» **Task goal**:
Every line below should be repeated exactly.

» **Extracted data**:
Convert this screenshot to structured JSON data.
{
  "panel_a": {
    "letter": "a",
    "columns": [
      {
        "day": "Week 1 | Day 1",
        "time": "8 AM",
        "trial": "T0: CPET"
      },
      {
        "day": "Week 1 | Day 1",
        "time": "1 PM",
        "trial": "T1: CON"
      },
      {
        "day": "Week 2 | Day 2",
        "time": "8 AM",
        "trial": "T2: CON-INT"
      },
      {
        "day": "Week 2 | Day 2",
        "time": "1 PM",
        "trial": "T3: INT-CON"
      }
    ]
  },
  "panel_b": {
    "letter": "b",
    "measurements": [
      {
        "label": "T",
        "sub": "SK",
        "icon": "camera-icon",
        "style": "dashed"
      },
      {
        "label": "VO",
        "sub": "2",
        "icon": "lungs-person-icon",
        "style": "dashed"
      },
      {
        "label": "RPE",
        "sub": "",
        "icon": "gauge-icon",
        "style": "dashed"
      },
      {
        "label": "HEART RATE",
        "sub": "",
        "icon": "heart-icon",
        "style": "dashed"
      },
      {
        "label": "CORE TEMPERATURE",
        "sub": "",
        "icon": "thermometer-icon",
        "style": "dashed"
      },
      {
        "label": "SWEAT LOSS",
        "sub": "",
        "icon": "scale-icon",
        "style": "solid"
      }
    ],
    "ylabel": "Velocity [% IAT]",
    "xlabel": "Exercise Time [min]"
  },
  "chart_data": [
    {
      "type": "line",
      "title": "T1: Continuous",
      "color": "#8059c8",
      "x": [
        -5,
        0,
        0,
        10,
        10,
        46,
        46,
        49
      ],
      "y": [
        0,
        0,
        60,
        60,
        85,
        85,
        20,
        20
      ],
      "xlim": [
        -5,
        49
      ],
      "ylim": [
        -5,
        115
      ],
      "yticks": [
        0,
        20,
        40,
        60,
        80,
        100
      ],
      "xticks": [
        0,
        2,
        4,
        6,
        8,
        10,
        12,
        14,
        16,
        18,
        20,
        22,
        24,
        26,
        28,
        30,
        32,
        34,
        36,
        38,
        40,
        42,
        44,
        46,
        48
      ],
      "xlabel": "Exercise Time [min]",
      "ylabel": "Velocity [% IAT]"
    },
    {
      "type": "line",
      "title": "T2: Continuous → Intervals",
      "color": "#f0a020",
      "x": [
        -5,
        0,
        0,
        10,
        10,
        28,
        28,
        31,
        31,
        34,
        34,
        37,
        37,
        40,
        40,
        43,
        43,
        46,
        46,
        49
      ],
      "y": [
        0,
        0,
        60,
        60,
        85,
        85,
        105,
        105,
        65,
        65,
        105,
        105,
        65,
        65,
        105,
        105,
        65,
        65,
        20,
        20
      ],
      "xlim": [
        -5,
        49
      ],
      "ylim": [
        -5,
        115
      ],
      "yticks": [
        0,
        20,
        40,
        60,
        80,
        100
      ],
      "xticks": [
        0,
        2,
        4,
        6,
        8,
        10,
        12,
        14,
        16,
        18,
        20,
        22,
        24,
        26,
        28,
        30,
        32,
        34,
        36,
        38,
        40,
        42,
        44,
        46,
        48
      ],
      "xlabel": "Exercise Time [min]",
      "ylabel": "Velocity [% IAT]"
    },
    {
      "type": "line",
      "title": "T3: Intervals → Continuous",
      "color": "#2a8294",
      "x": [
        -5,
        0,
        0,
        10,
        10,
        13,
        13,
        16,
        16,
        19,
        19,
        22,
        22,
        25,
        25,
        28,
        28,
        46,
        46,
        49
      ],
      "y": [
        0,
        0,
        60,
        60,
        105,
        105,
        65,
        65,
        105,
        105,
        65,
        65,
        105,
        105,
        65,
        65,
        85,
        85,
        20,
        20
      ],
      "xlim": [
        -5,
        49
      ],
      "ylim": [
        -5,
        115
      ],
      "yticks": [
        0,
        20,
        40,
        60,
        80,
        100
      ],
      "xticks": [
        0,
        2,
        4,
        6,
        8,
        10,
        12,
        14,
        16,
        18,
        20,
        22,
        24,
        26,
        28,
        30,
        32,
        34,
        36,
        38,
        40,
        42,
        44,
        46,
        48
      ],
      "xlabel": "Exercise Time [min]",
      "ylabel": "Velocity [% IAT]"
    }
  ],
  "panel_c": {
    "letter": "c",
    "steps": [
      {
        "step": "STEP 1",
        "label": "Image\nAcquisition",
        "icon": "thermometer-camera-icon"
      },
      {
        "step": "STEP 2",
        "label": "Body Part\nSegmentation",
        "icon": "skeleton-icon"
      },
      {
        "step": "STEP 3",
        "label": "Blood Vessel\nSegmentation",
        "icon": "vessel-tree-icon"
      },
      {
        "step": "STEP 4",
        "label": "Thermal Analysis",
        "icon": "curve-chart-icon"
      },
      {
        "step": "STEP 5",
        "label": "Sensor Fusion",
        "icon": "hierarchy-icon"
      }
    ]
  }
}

» **Task result**:
Convert this screenshot to structured JSON data.
{
  "panel_a": {
    "letter": "a",
    "columns": [
      {
        "day": "Week 1 | Day 1",
        "time": "8 AM",
        "trial": "T0: CPET"
      },
      {
        "day": "Week 1 | Day 1",
        "time": "1 PM",
        "trial": "T1: CON"
      },
      {
        "day": "Week 2 | Day 2",
        "time": "8 AM",
        "trial": "T2: CON-INT"
      },
      {
        "day": "Week 2 | Day 2",
        "time": "1 PM",
        "trial": "T3: INT-CON"
      }
    ]
  },
  "panel_b": {
    "letter": "b",
    "measurements": [
      {
        "label": "T",
        "sub": "SK",
        "icon": "camera-icon",
        "style": "dashed"
      },
      {
        "label": "VO",
        "sub": "2",
        "icon": "lungs-person-icon",
        "style": "dashed"
      },
      {
        "label": "RPE",
        "sub": "",
        "icon": "gauge-icon",
        "style": "dashed"
      },
      {
        "label": "HEART RATE",
        "sub": "",
        "icon": "heart-icon",
        "style": "dashed"
      },
      {
        "label": "CORE TEMPERATURE",
        "sub": "",
        "icon": "thermometer-icon",
        "style": "dashed"
      },
      {
        "label": "SWEAT LOSS",
        "sub": "",
        "icon": "scale-icon",
        "style": "solid"
      }
    ],
    "ylabel": "Velocity [% IAT]",
    "xlabel": "Exercise Time [min]"
  },
  "chart_data": [
    {
      "type": "line",
      "title": "T1: Continuous",
      "color": "#8059c8",
      "x": [
        -5,
        0,
        0,
        10,
        10,
        46,
        46,
        49
      ],
      "y": [
        0,
        0,
        60,
        60,
        85,
        85,
        20,
        20
      ],
      "xlim": [
        -5,
        49
      ],
      "ylim": [
        -5,
        115
      ],
      "yticks": [
        0,
        20,
        40,
        60,
        80,
        100
      ],
      "xticks": [
        0,
        2,
        4,
        6,
        8,
        10,
        12,
        14,
        16,
        18,
        20,
        22,
        24,
        26,
        28,
        30,
        32,
        34,
        36,
        38,
        40,
        42,
        44,
        46,
        48
      ],
      "xlabel": "Exercise Time [min]",
      "ylabel": "Velocity [% IAT]"
    },
    {
      "type": "line",
      "title": "T2: Continuous → Intervals",
      "color": "#f0a020",
      "x": [
        -5,
        0,
        0,
        10,
        10,
        28,
        28,
        31,
        31,
        34,
        34,
        37,
        37,
        40,
        40,
        43,
        43,
        46,
        46,
        49
      ],
      "y": [
        0,
        0,
        60,
        60,
        85,
        85,
        105,
        105,
        65,
        65,
        105,
        105,
        65,
        65,
        105,
        105,
        65,
        65,
        20,
        20
      ],
      "xlim": [
        -5,
        49
      ],
      "ylim": [
        -5,
        115
      ],
      "yticks": [
        0,
        20,
        40,
        60,
        80,
        100
      ],
      "xticks": [
        0,
        2,
        4,
        6,
        8,
        10,
        12,
        14,
        16,
        18,
        20,
        22,
        24,
        26,
        28,
        30,
        32,
        34,
        36,
        38,
        40,
        42,
        44,
        46,
        48
      ],
      "xlabel": "Exercise Time [min]",
      "ylabel": "Velocity [% IAT]"
    },
    {
      "type": "line",
      "title": "T3: Intervals → Continuous",
      "color": "#2a8294",
      "x": [
        -5,
        0,
        0,
        10,
        10,
        13,
        13,
        16,
        16,
        19,
        19,
        22,
        22,
        25,
        25,
        28,
        28,
        46,
        46,
        49
      ],
      "y": [
        0,
        0,
        60,
        60,
        105,
        105,
        65,
        65,
        105,
        105,
        65,
        65,
        105,
        105,
        65,
        65,
        85,
        85,
        20,
        20
      ],
      "xlim": [
        -5,
        49
      ],
      "ylim": [
        -5,
        115
      ],
      "yticks": [
        0,
        20,
        40,
        60,
        80,
        100
      ],
      "xticks": [
        0,
        2,
        4,
        6,
        8,
        10,
        12,
        14,
        16,
        18,
        20,
        22,
        24,
        26,
        28,
        30,
        32,
        34,
        36,
        38,
        40,
        42,
        44,
        46,
        48
      ],
      "xlabel": "Exercise Time [min]",
      "ylabel": "Velocity [% IAT]"
    }
  ],
  "panel_c": {
    "letter": "c",
    "steps": [
      {
        "step": "STEP 1",
        "label": "Image\nAcquisition",
        "icon": "thermometer-camera-icon"
      },
      {
        "step": "STEP 2",
        "label": "Body Part\nSegmentation",
        "icon": "skeleton-icon"
      },
      {
        "step": "STEP 3",
        "label": "Blood Vessel\nSegmentation",
        "icon": "vessel-tree-icon"
      },
      {
        "step": "STEP 4",
        "label": "Thermal Analysis",
        "icon": "curve-chart-icon"
      },
      {
        "step": "STEP 5",
        "label": "Sensor Fusion",
        "icon": "hierarchy-icon"
      }
    ]
  }
}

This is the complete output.